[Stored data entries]
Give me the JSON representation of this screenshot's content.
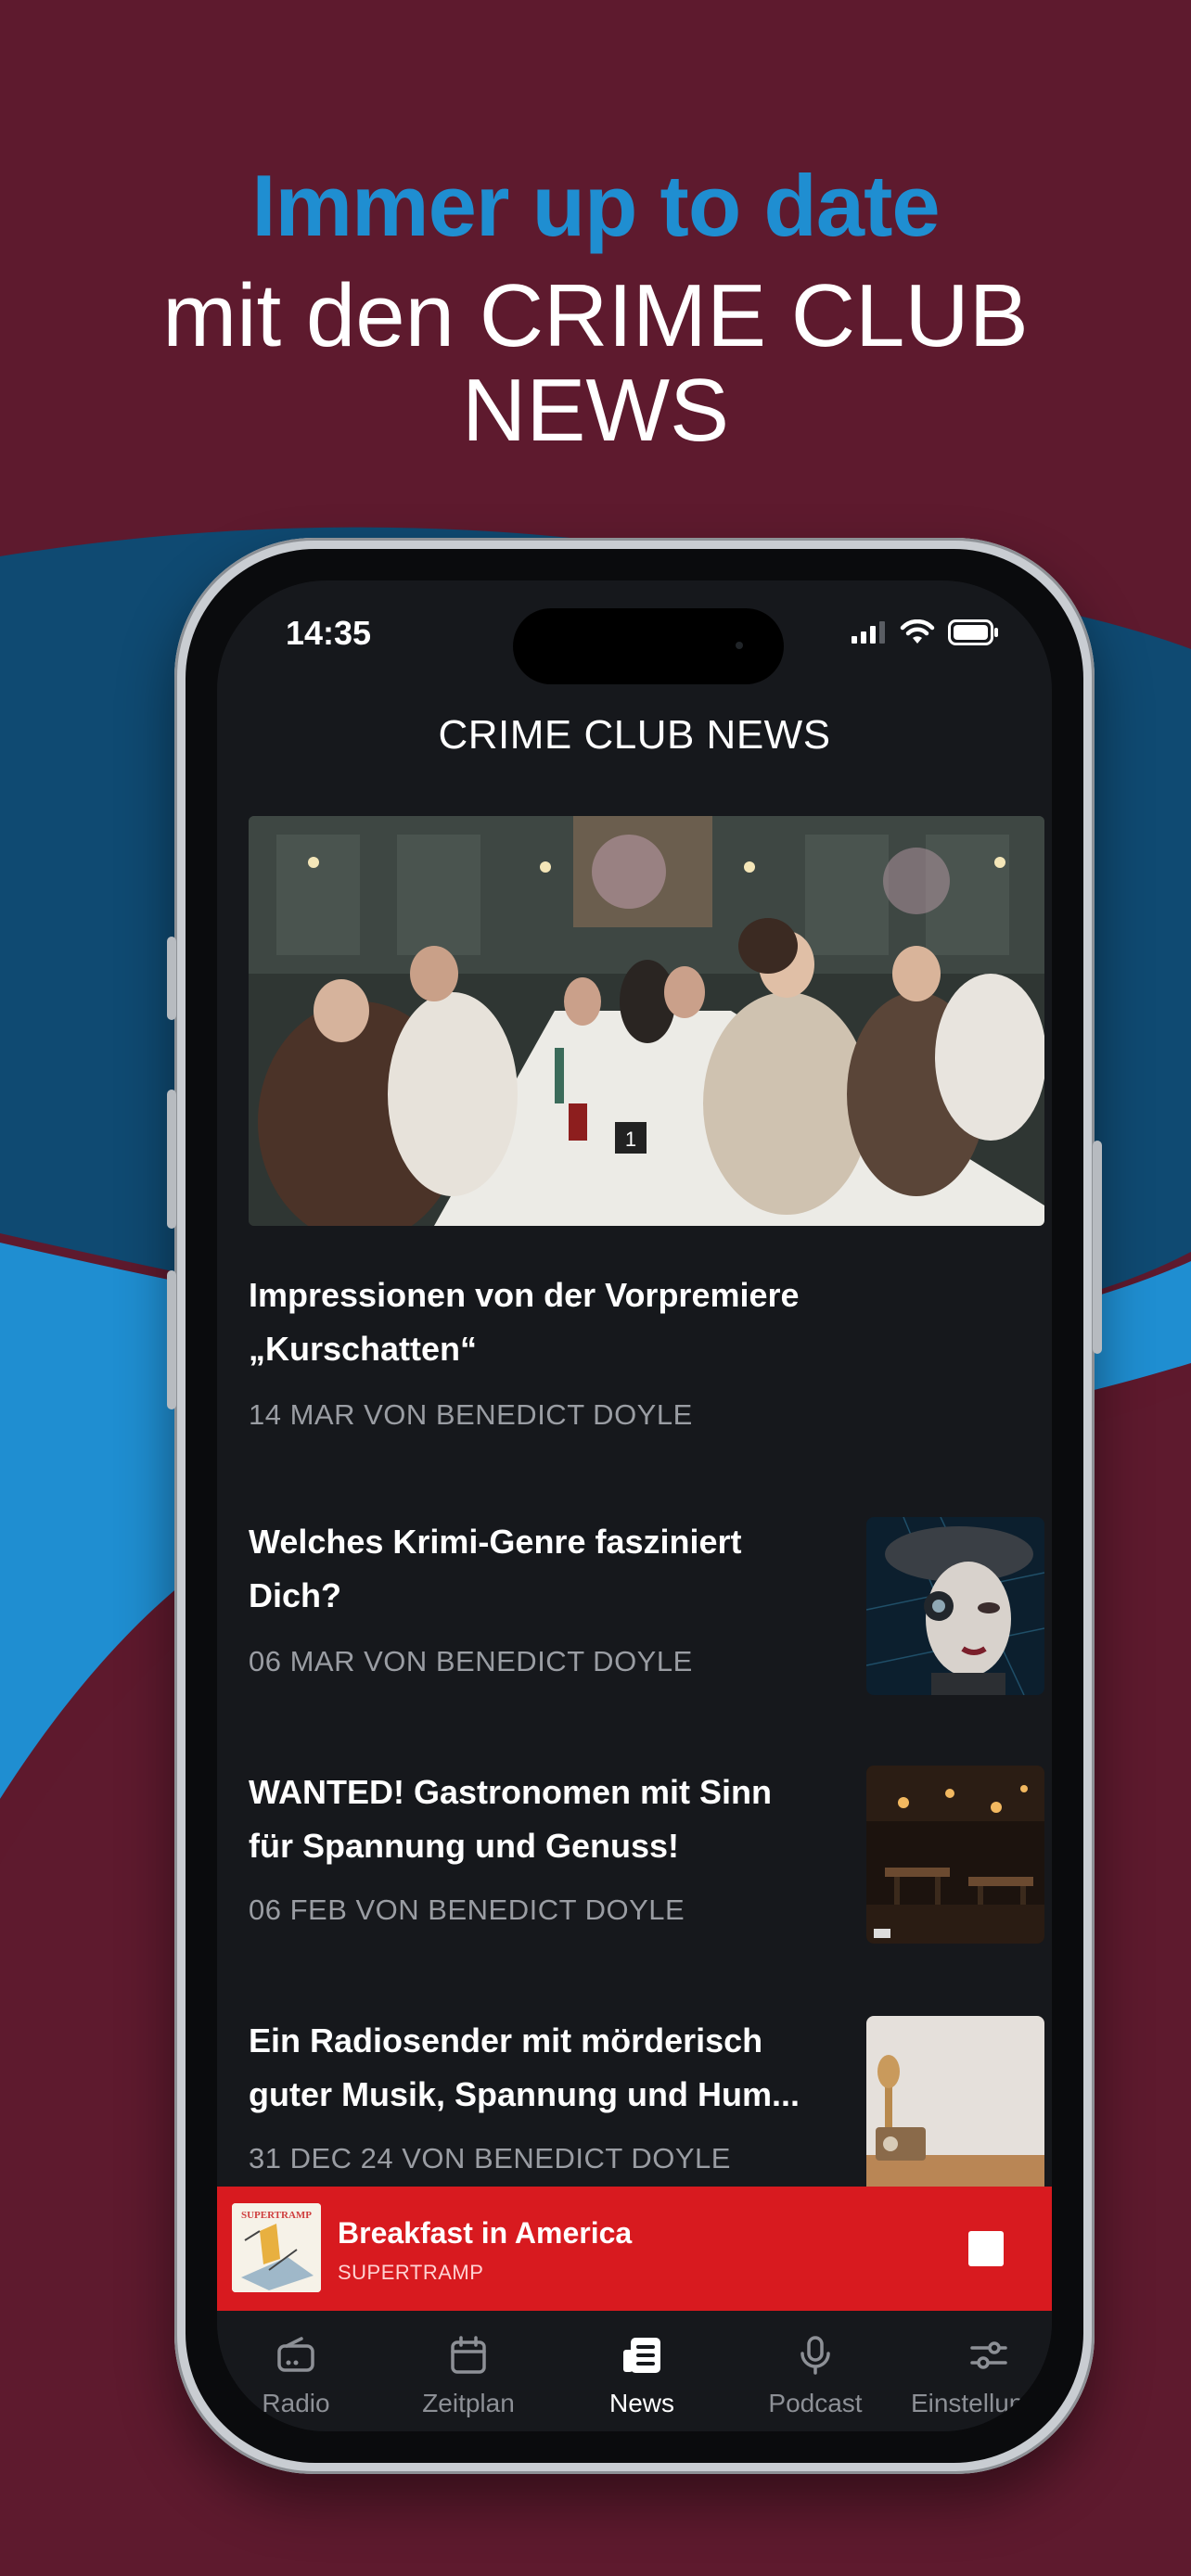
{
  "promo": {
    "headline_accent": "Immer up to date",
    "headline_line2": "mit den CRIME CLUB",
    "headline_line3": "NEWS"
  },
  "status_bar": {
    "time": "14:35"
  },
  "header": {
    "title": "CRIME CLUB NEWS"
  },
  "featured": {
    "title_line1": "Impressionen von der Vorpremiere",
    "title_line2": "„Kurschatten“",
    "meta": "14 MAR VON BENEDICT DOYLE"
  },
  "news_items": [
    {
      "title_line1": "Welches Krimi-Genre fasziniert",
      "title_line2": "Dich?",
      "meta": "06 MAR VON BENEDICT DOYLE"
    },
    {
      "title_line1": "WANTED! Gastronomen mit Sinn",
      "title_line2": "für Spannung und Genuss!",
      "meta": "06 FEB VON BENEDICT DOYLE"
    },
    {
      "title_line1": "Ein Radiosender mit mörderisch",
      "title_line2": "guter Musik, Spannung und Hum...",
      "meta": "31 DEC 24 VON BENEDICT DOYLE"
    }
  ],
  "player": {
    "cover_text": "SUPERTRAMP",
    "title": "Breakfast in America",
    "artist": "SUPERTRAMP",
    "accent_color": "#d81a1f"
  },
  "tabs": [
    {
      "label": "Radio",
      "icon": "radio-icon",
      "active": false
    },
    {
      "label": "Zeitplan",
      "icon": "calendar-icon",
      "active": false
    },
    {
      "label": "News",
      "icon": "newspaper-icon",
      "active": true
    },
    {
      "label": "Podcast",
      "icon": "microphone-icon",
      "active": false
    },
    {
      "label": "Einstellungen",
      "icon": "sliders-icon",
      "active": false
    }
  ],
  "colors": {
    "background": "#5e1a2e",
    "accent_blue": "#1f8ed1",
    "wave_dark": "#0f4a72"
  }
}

■ **Challenge**:
Set each line of the records down exactly, leaving every picture out.

■ **Exercise solution**:
Give me the JSON representation of this screenshot's content.
{
  "promo": {
    "headline_accent": "Immer up to date",
    "headline_line2": "mit den CRIME CLUB",
    "headline_line3": "NEWS"
  },
  "status_bar": {
    "time": "14:35"
  },
  "header": {
    "title": "CRIME CLUB NEWS"
  },
  "featured": {
    "title_line1": "Impressionen von der Vorpremiere",
    "title_line2": "„Kurschatten“",
    "meta": "14 MAR VON BENEDICT DOYLE"
  },
  "news_items": [
    {
      "title_line1": "Welches Krimi-Genre fasziniert",
      "title_line2": "Dich?",
      "meta": "06 MAR VON BENEDICT DOYLE"
    },
    {
      "title_line1": "WANTED! Gastronomen mit Sinn",
      "title_line2": "für Spannung und Genuss!",
      "meta": "06 FEB VON BENEDICT DOYLE"
    },
    {
      "title_line1": "Ein Radiosender mit mörderisch",
      "title_line2": "guter Musik, Spannung und Hum...",
      "meta": "31 DEC 24 VON BENEDICT DOYLE"
    }
  ],
  "player": {
    "cover_text": "SUPERTRAMP",
    "title": "Breakfast in America",
    "artist": "SUPERTRAMP",
    "accent_color": "#d81a1f"
  },
  "tabs": [
    {
      "label": "Radio",
      "icon": "radio-icon",
      "active": false
    },
    {
      "label": "Zeitplan",
      "icon": "calendar-icon",
      "active": false
    },
    {
      "label": "News",
      "icon": "newspaper-icon",
      "active": true
    },
    {
      "label": "Podcast",
      "icon": "microphone-icon",
      "active": false
    },
    {
      "label": "Einstellungen",
      "icon": "sliders-icon",
      "active": false
    }
  ],
  "colors": {
    "background": "#5e1a2e",
    "accent_blue": "#1f8ed1",
    "wave_dark": "#0f4a72"
  }
}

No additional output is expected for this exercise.